▶ Directions:
Transcribe the material in full, exactly as written.

Dataset records:
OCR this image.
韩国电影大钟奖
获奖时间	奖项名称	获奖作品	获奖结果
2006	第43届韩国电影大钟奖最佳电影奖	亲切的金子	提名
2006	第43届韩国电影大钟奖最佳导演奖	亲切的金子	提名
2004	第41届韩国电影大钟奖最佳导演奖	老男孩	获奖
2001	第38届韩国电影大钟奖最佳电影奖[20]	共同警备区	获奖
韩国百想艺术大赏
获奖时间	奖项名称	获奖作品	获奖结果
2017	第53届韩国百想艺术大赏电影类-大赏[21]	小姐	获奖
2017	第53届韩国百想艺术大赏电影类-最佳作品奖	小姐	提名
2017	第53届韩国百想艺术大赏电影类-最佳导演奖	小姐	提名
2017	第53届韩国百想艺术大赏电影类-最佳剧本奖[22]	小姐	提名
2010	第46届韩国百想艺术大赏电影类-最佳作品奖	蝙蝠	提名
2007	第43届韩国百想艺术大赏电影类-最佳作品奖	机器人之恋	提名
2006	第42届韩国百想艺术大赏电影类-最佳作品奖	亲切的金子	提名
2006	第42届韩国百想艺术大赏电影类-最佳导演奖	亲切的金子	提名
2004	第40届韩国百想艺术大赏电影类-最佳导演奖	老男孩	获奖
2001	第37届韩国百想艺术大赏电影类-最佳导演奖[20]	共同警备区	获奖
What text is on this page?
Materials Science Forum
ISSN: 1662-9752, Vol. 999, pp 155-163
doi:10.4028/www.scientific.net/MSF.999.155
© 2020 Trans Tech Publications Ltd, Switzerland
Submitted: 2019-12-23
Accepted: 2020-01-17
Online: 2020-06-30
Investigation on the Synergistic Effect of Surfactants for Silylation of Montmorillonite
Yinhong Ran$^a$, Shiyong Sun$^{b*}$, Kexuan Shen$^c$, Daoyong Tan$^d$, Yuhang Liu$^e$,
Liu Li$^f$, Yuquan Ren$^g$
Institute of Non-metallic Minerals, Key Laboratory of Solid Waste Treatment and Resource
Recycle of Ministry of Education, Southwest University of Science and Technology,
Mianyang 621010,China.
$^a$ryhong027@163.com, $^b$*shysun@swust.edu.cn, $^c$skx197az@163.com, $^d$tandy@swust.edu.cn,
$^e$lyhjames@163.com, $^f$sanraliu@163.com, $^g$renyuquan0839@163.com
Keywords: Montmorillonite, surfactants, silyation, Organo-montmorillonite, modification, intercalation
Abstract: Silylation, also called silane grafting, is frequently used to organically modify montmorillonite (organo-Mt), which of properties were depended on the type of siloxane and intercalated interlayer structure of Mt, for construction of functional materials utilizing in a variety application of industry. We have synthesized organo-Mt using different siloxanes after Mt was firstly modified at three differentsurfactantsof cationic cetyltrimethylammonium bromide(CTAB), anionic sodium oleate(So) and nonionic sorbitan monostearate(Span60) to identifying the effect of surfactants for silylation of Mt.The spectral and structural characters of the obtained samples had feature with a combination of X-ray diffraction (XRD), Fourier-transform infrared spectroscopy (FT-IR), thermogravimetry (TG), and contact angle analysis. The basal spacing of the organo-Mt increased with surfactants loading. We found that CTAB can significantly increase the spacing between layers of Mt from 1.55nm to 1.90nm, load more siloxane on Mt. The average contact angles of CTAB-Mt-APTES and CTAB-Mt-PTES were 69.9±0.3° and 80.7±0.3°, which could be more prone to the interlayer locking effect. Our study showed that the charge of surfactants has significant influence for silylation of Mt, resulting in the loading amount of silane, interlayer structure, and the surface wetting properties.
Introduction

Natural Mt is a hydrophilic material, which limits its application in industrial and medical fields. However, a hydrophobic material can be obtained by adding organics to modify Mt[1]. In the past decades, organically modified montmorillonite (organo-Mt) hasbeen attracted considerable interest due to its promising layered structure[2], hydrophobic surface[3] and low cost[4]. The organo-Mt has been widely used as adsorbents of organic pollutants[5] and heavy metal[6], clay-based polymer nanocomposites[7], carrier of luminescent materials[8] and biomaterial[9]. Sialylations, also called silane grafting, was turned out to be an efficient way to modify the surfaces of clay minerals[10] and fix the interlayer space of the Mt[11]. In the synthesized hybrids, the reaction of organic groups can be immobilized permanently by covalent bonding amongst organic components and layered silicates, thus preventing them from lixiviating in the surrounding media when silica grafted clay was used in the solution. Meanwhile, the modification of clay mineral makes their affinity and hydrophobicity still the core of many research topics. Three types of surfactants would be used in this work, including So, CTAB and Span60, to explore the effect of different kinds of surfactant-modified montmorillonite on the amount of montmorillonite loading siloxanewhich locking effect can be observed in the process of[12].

▶ Finished task:
OCR this image.
韩国电影大钟奖
获奖时间	奖项名称	获奖作品	获奖结果
2006	第43届韩国电影大钟奖最佳电影奖	亲切的金子	提名
2006	第43届韩国电影大钟奖最佳导演奖	亲切的金子	提名
2004	第41届韩国电影大钟奖最佳导演奖	老男孩	获奖
2001	第38届韩国电影大钟奖最佳电影奖[20]	共同警备区	获奖
韩国百想艺术大赏
获奖时间	奖项名称	获奖作品	获奖结果
2017	第53届韩国百想艺术大赏电影类-大赏[21]	小姐	获奖
2017	第53届韩国百想艺术大赏电影类-最佳作品奖	小姐	提名
2017	第53届韩国百想艺术大赏电影类-最佳导演奖	小姐	提名
2017	第53届韩国百想艺术大赏电影类-最佳剧本奖[22]	小姐	提名
2010	第46届韩国百想艺术大赏电影类-最佳作品奖	蝙蝠	提名
2007	第43届韩国百想艺术大赏电影类-最佳作品奖	机器人之恋	提名
2006	第42届韩国百想艺术大赏电影类-最佳作品奖	亲切的金子	提名
2006	第42届韩国百想艺术大赏电影类-最佳导演奖	亲切的金子	提名
2004	第40届韩国百想艺术大赏电影类-最佳导演奖	老男孩	获奖
2001	第37届韩国百想艺术大赏电影类-最佳导演奖[20]	共同警备区	获奖
What text is on this page?
Materials Science Forum
ISSN: 1662-9752, Vol. 999, pp 155-163
doi:10.4028/www.scientific.net/MSF.999.155
© 2020 Trans Tech Publications Ltd, Switzerland
Submitted: 2019-12-23
Accepted: 2020-01-17
Online: 2020-06-30
Investigation on the Synergistic Effect of Surfactants for Silylation of Montmorillonite
Yinhong Ran$^a$, Shiyong Sun$^{b*}$, Kexuan Shen$^c$, Daoyong Tan$^d$, Yuhang Liu$^e$,
Liu Li$^f$, Yuquan Ren$^g$
Institute of Non-metallic Minerals, Key Laboratory of Solid Waste Treatment and Resource
Recycle of Ministry of Education, Southwest University of Science and Technology,
Mianyang 621010,China.
$^a$ryhong027@163.com, $^b$*shysun@swust.edu.cn, $^c$skx197az@163.com, $^d$tandy@swust.edu.cn,
$^e$lyhjames@163.com, $^f$sanraliu@163.com, $^g$renyuquan0839@163.com
Keywords: Montmorillonite, surfactants, silyation, Organo-montmorillonite, modification, intercalation
Abstract: Silylation, also called silane grafting, is frequently used to organically modify montmorillonite (organo-Mt), which of properties were depended on the type of siloxane and intercalated interlayer structure of Mt, for construction of functional materials utilizing in a variety application of industry. We have synthesized organo-Mt using different siloxanes after Mt was firstly modified at three differentsurfactantsof cationic cetyltrimethylammonium bromide(CTAB), anionic sodium oleate(So) and nonionic sorbitan monostearate(Span60) to identifying the effect of surfactants for silylation of Mt.The spectral and structural characters of the obtained samples had feature with a combination of X-ray diffraction (XRD), Fourier-transform infrared spectroscopy (FT-IR), thermogravimetry (TG), and contact angle analysis. The basal spacing of the organo-Mt increased with surfactants loading. We found that CTAB can significantly increase the spacing between layers of Mt from 1.55nm to 1.90nm, load more siloxane on Mt. The average contact angles of CTAB-Mt-APTES and CTAB-Mt-PTES were 69.9±0.3° and 80.7±0.3°, which could be more prone to the interlayer locking effect. Our study showed that the charge of surfactants has significant influence for silylation of Mt, resulting in the loading amount of silane, interlayer structure, and the surface wetting properties.
Introduction

Natural Mt is a hydrophilic material, which limits its application in industrial and medical fields. However, a hydrophobic material can be obtained by adding organics to modify Mt[1]. In the past decades, organically modified montmorillonite (organo-Mt) hasbeen attracted considerable interest due to its promising layered structure[2], hydrophobic surface[3] and low cost[4]. The organo-Mt has been widely used as adsorbents of organic pollutants[5] and heavy metal[6], clay-based polymer nanocomposites[7], carrier of luminescent materials[8] and biomaterial[9]. Sialylations, also called silane grafting, was turned out to be an efficient way to modify the surfaces of clay minerals[10] and fix the interlayer space of the Mt[11]. In the synthesized hybrids, the reaction of organic groups can be immobilized permanently by covalent bonding amongst organic components and layered silicates, thus preventing them from lixiviating in the surrounding media when silica grafted clay was used in the solution. Meanwhile, the modification of clay mineral makes their affinity and hydrophobicity still the core of many research topics. Three types of surfactants would be used in this work, including So, CTAB and Span60, to explore the effect of different kinds of surfactant-modified montmorillonite on the amount of montmorillonite loading siloxanewhich locking effect can be observed in the process of[12].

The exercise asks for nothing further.